──────── Data under study ────────

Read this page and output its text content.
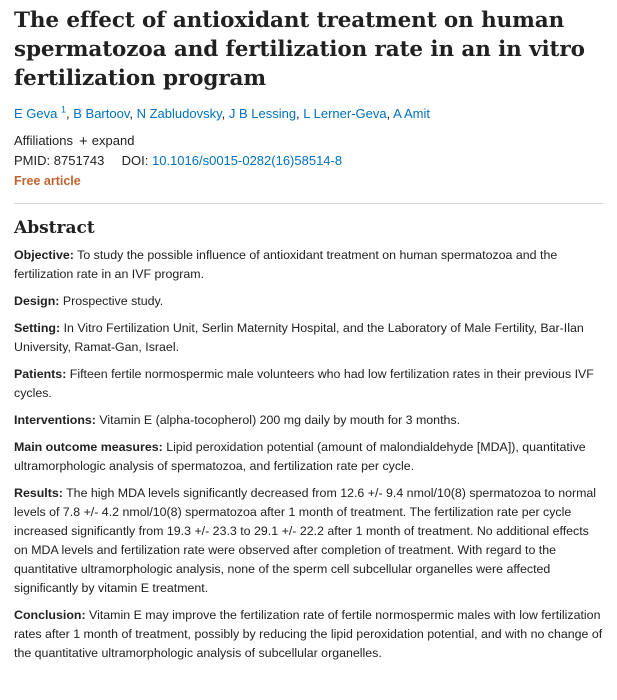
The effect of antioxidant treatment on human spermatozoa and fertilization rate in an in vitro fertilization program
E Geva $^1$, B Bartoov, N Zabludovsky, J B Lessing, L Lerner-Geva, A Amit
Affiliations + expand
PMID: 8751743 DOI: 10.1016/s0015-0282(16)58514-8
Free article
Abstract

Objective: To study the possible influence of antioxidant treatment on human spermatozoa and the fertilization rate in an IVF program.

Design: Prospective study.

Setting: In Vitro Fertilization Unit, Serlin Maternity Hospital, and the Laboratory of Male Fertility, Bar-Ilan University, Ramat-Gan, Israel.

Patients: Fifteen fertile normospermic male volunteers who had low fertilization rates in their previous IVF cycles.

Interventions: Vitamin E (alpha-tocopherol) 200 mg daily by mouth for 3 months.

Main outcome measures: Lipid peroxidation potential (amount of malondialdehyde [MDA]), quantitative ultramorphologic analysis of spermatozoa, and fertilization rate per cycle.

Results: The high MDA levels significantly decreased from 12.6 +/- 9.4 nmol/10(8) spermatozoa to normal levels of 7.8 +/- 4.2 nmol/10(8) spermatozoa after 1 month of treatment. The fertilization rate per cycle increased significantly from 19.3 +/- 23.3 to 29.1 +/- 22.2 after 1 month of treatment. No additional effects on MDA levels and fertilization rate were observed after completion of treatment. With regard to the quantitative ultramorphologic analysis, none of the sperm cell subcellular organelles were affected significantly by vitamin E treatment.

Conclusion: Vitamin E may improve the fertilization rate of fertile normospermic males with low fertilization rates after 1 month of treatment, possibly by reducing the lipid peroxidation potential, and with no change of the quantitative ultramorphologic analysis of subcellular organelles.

────────
──────── Data under study ────────

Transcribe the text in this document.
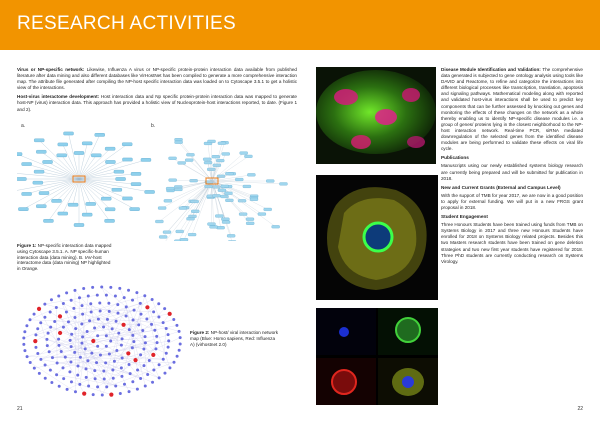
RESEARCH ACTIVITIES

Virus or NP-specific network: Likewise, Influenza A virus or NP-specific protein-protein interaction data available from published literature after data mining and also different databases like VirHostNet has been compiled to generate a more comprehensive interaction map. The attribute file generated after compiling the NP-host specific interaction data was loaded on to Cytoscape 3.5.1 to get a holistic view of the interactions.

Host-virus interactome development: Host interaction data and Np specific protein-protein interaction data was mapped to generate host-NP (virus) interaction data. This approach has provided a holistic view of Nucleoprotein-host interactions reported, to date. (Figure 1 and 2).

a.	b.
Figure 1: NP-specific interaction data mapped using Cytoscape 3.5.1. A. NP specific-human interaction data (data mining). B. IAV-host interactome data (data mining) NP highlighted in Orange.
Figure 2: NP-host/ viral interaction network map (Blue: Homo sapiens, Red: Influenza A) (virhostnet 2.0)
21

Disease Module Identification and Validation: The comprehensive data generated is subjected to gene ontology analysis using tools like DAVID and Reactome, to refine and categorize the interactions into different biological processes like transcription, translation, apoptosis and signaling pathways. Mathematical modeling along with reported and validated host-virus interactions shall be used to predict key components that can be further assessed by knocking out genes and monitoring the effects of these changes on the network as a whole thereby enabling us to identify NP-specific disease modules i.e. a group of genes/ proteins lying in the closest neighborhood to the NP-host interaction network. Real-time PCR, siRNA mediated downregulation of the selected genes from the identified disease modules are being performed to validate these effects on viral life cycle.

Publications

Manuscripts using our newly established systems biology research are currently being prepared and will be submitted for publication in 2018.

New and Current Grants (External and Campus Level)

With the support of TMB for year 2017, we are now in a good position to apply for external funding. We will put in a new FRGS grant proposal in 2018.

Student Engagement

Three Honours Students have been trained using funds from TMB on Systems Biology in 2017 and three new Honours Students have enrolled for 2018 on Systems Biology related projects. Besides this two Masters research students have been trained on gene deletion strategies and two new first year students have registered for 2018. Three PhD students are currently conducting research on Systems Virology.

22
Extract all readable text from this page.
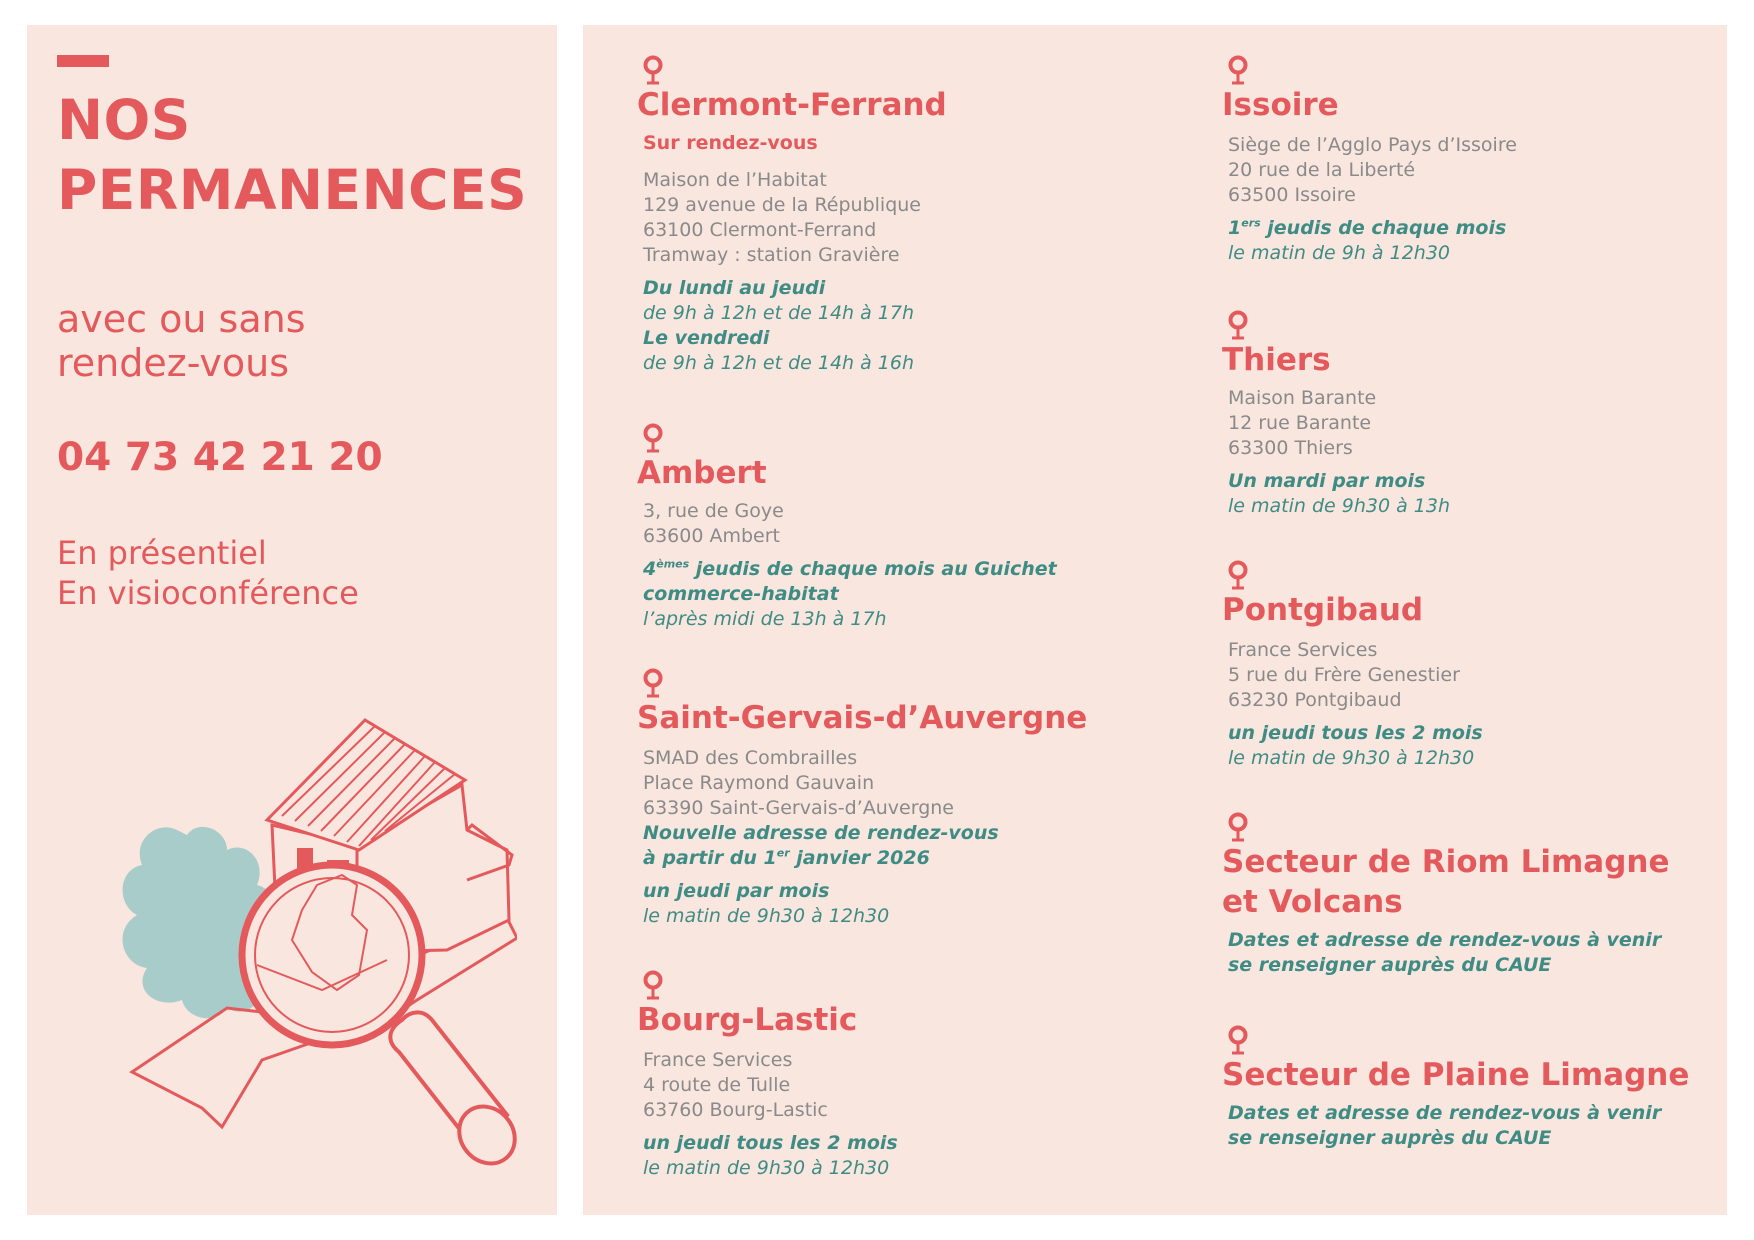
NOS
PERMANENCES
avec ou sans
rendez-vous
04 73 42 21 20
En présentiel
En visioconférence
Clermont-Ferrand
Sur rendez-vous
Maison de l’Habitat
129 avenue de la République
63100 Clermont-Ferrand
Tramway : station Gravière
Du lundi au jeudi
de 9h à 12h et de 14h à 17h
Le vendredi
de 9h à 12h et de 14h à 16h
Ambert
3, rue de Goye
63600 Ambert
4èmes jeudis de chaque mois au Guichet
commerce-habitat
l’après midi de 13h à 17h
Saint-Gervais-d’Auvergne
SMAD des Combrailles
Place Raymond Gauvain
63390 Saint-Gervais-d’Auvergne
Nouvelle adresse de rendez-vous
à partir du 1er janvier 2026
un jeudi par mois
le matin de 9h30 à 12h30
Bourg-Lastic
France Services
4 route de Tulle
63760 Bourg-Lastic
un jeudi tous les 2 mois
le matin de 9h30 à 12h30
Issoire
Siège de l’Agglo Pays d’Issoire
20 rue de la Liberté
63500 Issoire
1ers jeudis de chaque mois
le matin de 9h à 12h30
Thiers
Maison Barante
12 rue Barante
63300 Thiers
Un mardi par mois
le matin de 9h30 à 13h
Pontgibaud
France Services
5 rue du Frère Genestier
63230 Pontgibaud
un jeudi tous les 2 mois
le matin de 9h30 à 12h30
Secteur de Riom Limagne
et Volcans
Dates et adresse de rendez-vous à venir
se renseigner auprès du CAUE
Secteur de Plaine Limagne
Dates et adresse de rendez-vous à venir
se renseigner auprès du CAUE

────────

From the records above, copy every line that includes the word "being".

Disease Module Identification and Validation: The comprehensive data generated is subjected to gene ontology analysis using tools like DAVID and Reactome, to refine and categorize the interactions into different biological processes like transcription, translation, apoptosis and signaling pathways. Mathematical modeling along with reported and validated host-virus interactions shall be used to predict key components that can be further assessed by knocking out genes and monitoring the effects of these changes on the network as a whole thereby enabling us to identify NP-specific disease modules i.e. a group of genes/ proteins lying in the closest neighborhood to the NP-host interaction network. Real-time PCR, siRNA mediated downregulation of the selected genes from the identified disease modules are being performed to validate these effects on viral life cycle.
Manuscripts using our newly established systems biology research are currently being prepared and will be submitted for publication in 2018.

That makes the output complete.